━━━━━ Data for this exercise ━━━━━

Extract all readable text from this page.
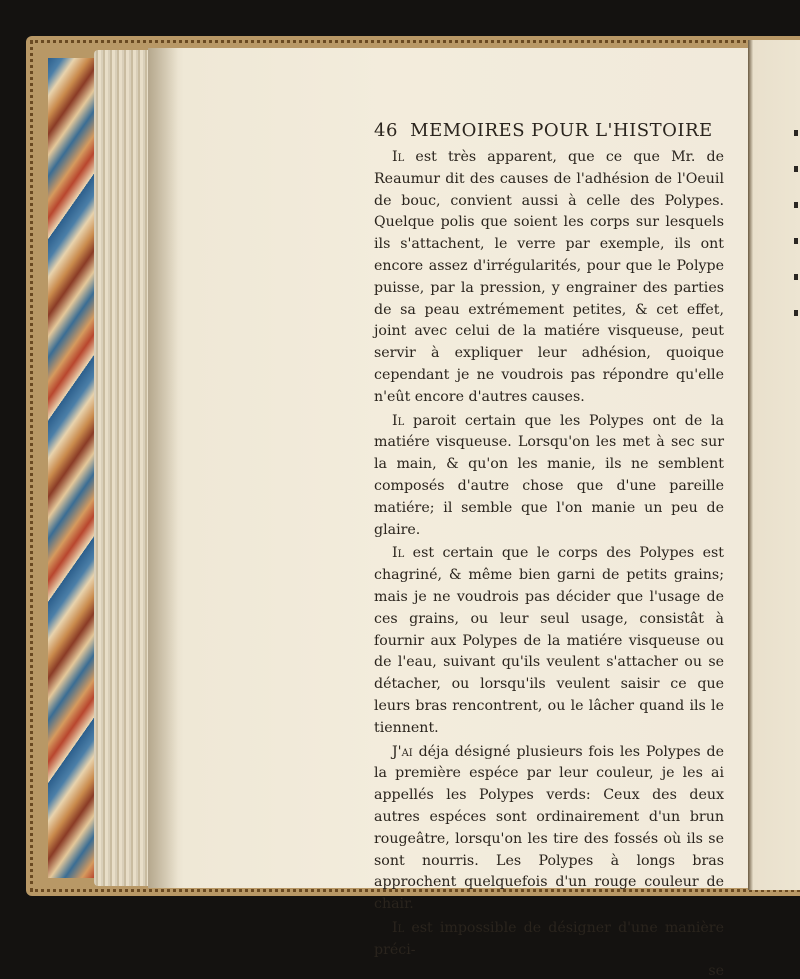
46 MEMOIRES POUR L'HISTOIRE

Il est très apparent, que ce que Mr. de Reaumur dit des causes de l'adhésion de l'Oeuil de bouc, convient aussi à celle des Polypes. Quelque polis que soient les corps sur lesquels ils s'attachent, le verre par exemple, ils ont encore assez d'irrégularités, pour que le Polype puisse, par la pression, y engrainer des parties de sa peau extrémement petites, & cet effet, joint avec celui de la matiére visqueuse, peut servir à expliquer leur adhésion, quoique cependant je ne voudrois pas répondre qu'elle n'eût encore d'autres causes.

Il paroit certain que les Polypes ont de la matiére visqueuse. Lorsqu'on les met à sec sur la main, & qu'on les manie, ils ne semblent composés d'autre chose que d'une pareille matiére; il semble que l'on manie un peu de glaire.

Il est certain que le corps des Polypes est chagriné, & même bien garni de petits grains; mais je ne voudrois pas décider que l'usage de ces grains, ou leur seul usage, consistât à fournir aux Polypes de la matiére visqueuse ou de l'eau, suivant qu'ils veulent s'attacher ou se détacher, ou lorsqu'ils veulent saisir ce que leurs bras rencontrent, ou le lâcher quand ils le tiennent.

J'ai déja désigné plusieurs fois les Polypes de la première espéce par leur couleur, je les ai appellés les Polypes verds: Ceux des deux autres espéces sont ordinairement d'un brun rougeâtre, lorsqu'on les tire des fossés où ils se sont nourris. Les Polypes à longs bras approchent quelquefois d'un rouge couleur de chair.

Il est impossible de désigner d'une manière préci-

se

━━━━━
━━━━━ Data for this exercise ━━━━━

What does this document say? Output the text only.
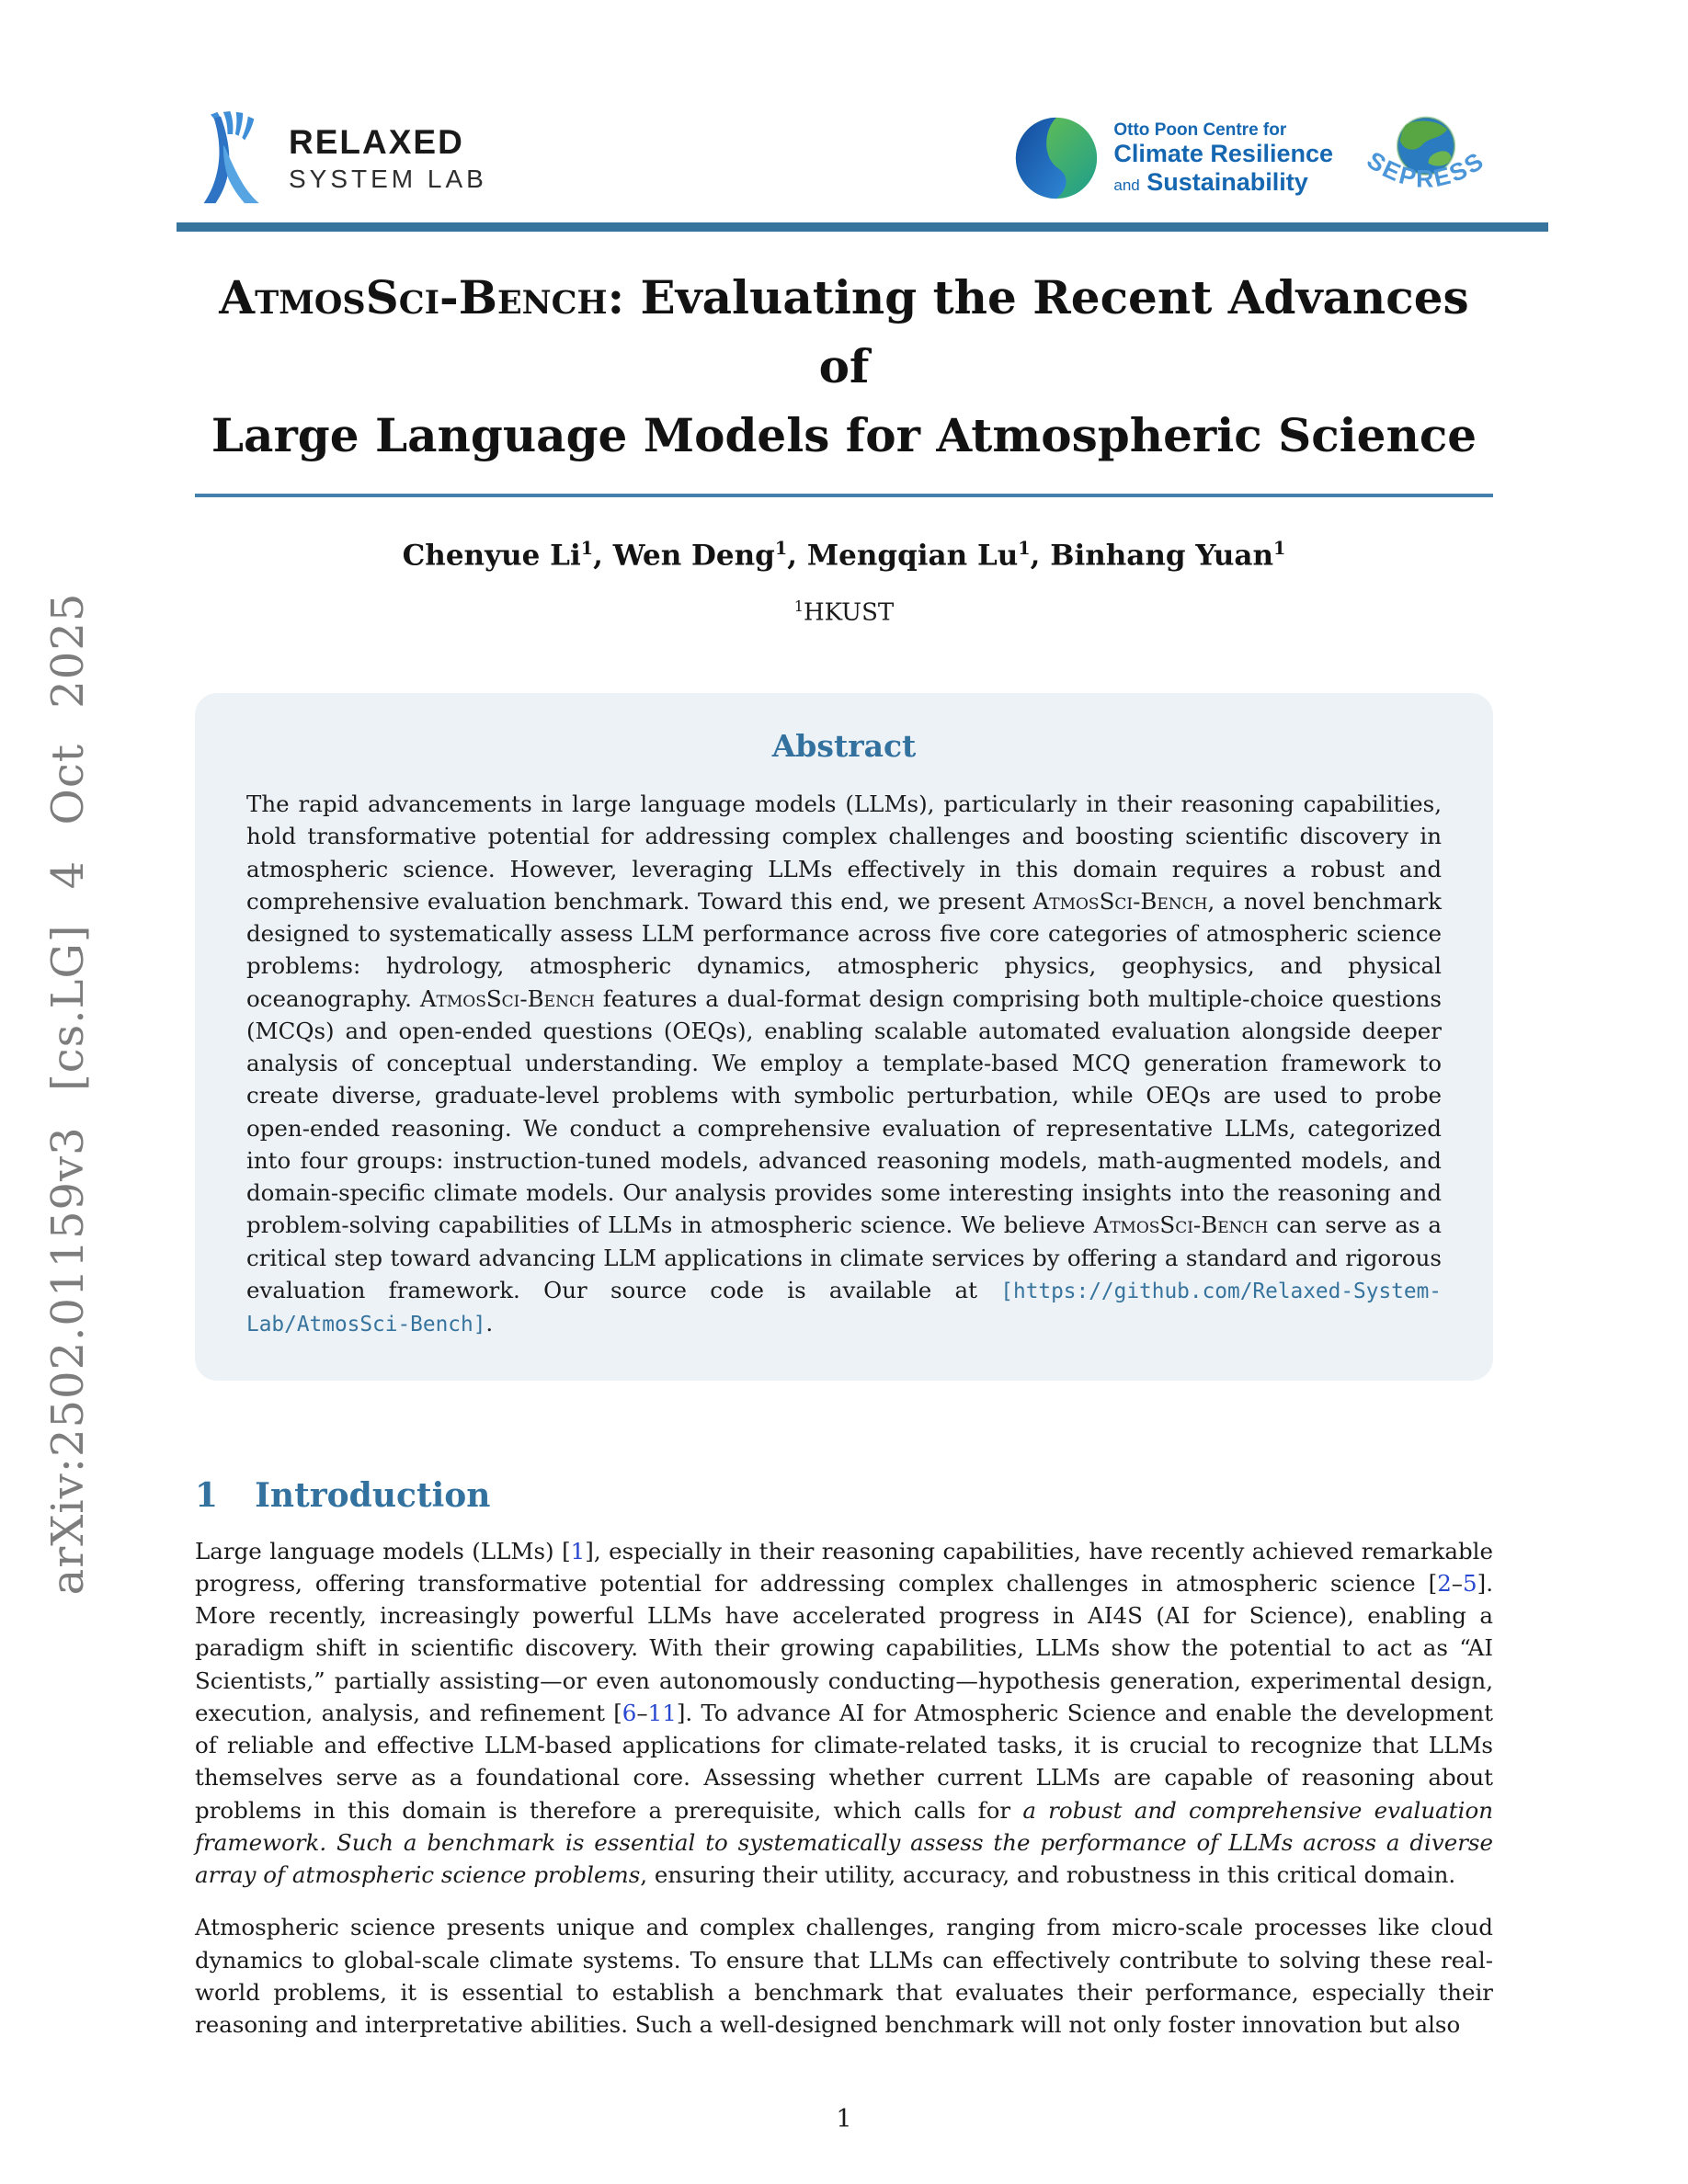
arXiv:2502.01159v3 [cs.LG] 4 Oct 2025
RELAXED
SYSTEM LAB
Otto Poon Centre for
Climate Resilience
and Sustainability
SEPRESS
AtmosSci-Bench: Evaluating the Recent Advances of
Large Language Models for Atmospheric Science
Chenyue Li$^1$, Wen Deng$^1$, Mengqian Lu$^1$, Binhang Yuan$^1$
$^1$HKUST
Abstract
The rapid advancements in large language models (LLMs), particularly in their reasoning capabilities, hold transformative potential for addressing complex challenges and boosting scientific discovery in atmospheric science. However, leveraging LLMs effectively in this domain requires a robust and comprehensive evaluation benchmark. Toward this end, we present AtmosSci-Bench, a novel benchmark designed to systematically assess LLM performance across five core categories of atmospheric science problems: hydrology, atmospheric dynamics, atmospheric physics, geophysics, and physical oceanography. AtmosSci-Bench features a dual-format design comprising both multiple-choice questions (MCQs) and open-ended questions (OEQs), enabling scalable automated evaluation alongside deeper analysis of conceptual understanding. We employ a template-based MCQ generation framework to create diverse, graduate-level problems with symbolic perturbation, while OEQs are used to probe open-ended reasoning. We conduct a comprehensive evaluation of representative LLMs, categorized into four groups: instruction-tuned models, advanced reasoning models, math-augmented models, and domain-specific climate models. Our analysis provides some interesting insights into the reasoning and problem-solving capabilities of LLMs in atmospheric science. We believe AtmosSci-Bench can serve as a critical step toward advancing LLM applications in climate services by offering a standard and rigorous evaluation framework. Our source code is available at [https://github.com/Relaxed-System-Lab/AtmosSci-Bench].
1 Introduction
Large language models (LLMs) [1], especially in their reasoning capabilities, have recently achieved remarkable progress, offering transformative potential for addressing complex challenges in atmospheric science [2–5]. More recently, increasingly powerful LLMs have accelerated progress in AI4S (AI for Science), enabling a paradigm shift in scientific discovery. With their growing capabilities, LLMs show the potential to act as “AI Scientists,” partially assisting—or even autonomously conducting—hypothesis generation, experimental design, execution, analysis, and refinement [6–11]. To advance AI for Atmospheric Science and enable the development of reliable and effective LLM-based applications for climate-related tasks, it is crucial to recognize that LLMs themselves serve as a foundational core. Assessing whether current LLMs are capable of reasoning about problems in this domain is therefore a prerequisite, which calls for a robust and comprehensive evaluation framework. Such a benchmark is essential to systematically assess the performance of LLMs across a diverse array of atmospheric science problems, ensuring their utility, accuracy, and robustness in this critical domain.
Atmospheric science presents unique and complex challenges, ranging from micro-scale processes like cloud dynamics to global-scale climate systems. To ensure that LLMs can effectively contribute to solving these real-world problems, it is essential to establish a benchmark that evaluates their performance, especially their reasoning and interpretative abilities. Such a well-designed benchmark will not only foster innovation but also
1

━━━━━

Task to complete » Give back only a number, the number of lines where the string "visqueuse" occurs.

Finished answer » 3